╭──

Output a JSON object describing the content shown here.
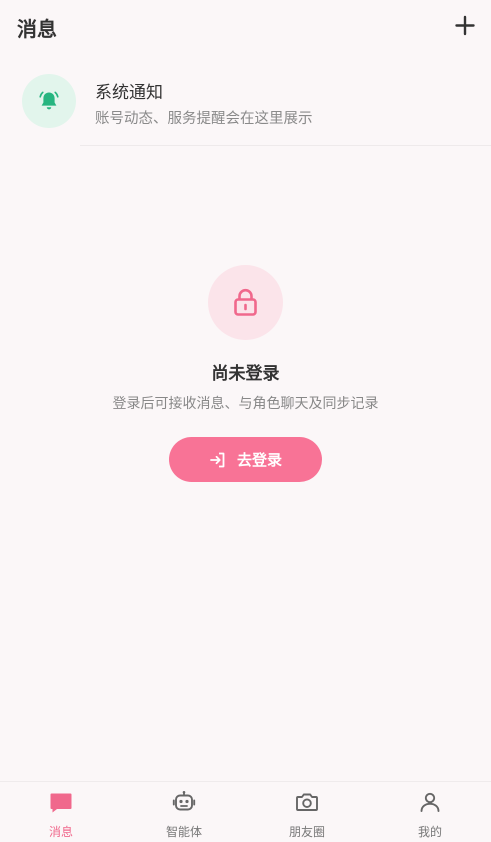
{
  "header": {
    "title": "消息",
    "add_icon": "plus-icon"
  },
  "system_notice": {
    "title": "系统通知",
    "description": "账号动态、服务提醒会在这里展示",
    "icon": "bell-icon",
    "icon_color": "#27b580",
    "icon_bg": "#e2f5ec"
  },
  "empty_state": {
    "icon": "lock-icon",
    "title": "尚未登录",
    "description": "登录后可接收消息、与角色聊天及同步记录",
    "login_button_label": "去登录",
    "login_icon": "login-icon"
  },
  "colors": {
    "accent": "#f87396",
    "accent_soft": "#fbe4ea",
    "background": "#fbf7f8"
  },
  "tabbar": {
    "tabs": [
      {
        "label": "消息",
        "icon": "chat-icon",
        "active": true
      },
      {
        "label": "智能体",
        "icon": "robot-icon",
        "active": false
      },
      {
        "label": "朋友圈",
        "icon": "camera-icon",
        "active": false
      },
      {
        "label": "我的",
        "icon": "user-icon",
        "active": false
      }
    ]
  }
}
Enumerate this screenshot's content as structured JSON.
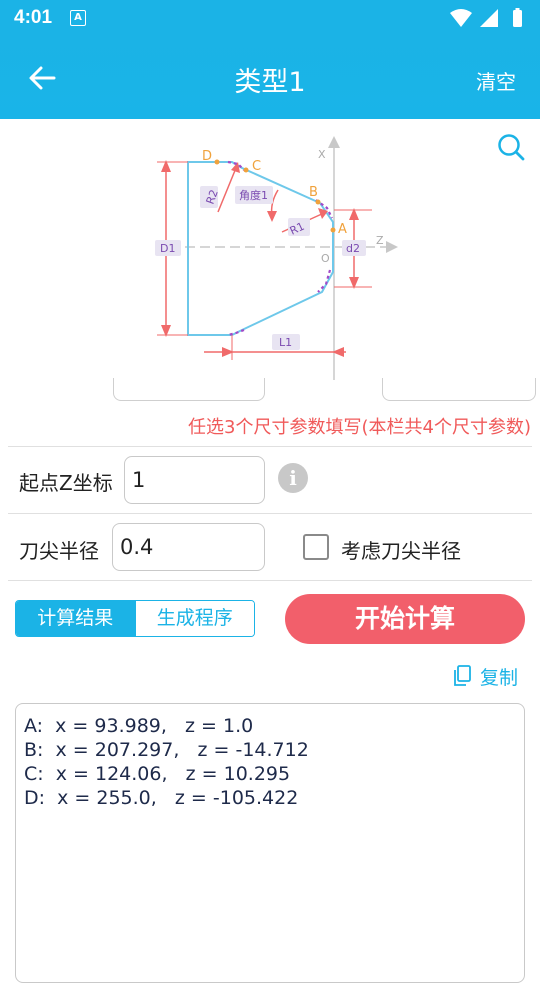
{
  "status": {
    "time": "4:01",
    "a_icon": "A"
  },
  "appbar": {
    "title": "类型1",
    "clear_label": "清空"
  },
  "diagram": {
    "labels": {
      "D": "D",
      "C": "C",
      "B": "B",
      "A": "A",
      "X": "X",
      "Z": "Z",
      "O": "O",
      "R2": "R2",
      "R1": "R1",
      "angle": "角度1",
      "D1": "D1",
      "d2": "d2",
      "L1": "L1"
    }
  },
  "hint": "任选3个尺寸参数填写(本栏共4个尺寸参数)",
  "fields": {
    "start_z_label": "起点Z坐标",
    "start_z_value": "1",
    "tip_radius_label": "刀尖半径",
    "tip_radius_value": "0.4",
    "consider_tip_label": "考虑刀尖半径"
  },
  "tabs": {
    "result": "计算结果",
    "program": "生成程序"
  },
  "start_button": "开始计算",
  "copy_label": "复制",
  "results": [
    "A:  x = 93.989,   z = 1.0",
    "B:  x = 207.297,   z = -14.712",
    "C:  x = 124.06,   z = 10.295",
    "D:  x = 255.0,   z = -105.422"
  ],
  "colors": {
    "primary": "#1bb3e6",
    "accent": "#f25f6b",
    "hint": "#f05a5a"
  }
}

╰──

The listing above needs to be output again exactly. Don't include the pictures.

Solution for this exercise
Output a JSON object describing the content shown here.
{
  "header": {
    "title": "消息",
    "add_icon": "plus-icon"
  },
  "system_notice": {
    "title": "系统通知",
    "description": "账号动态、服务提醒会在这里展示",
    "icon": "bell-icon",
    "icon_color": "#27b580",
    "icon_bg": "#e2f5ec"
  },
  "empty_state": {
    "icon": "lock-icon",
    "title": "尚未登录",
    "description": "登录后可接收消息、与角色聊天及同步记录",
    "login_button_label": "去登录",
    "login_icon": "login-icon"
  },
  "colors": {
    "accent": "#f87396",
    "accent_soft": "#fbe4ea",
    "background": "#fbf7f8"
  },
  "tabbar": {
    "tabs": [
      {
        "label": "消息",
        "icon": "chat-icon",
        "active": true
      },
      {
        "label": "智能体",
        "icon": "robot-icon",
        "active": false
      },
      {
        "label": "朋友圈",
        "icon": "camera-icon",
        "active": false
      },
      {
        "label": "我的",
        "icon": "user-icon",
        "active": false
      }
    ]
  }
}
Enumerate this screenshot's content as structured JSON.
{
  "status": {
    "time": "4:01",
    "a_icon": "A"
  },
  "appbar": {
    "title": "类型1",
    "clear_label": "清空"
  },
  "diagram": {
    "labels": {
      "D": "D",
      "C": "C",
      "B": "B",
      "A": "A",
      "X": "X",
      "Z": "Z",
      "O": "O",
      "R2": "R2",
      "R1": "R1",
      "angle": "角度1",
      "D1": "D1",
      "d2": "d2",
      "L1": "L1"
    }
  },
  "hint": "任选3个尺寸参数填写(本栏共4个尺寸参数)",
  "fields": {
    "start_z_label": "起点Z坐标",
    "start_z_value": "1",
    "tip_radius_label": "刀尖半径",
    "tip_radius_value": "0.4",
    "consider_tip_label": "考虑刀尖半径"
  },
  "tabs": {
    "result": "计算结果",
    "program": "生成程序"
  },
  "start_button": "开始计算",
  "copy_label": "复制",
  "results": [
    "A:  x = 93.989,   z = 1.0",
    "B:  x = 207.297,   z = -14.712",
    "C:  x = 124.06,   z = 10.295",
    "D:  x = 255.0,   z = -105.422"
  ],
  "colors": {
    "primary": "#1bb3e6",
    "accent": "#f25f6b",
    "hint": "#f05a5a"
  }
}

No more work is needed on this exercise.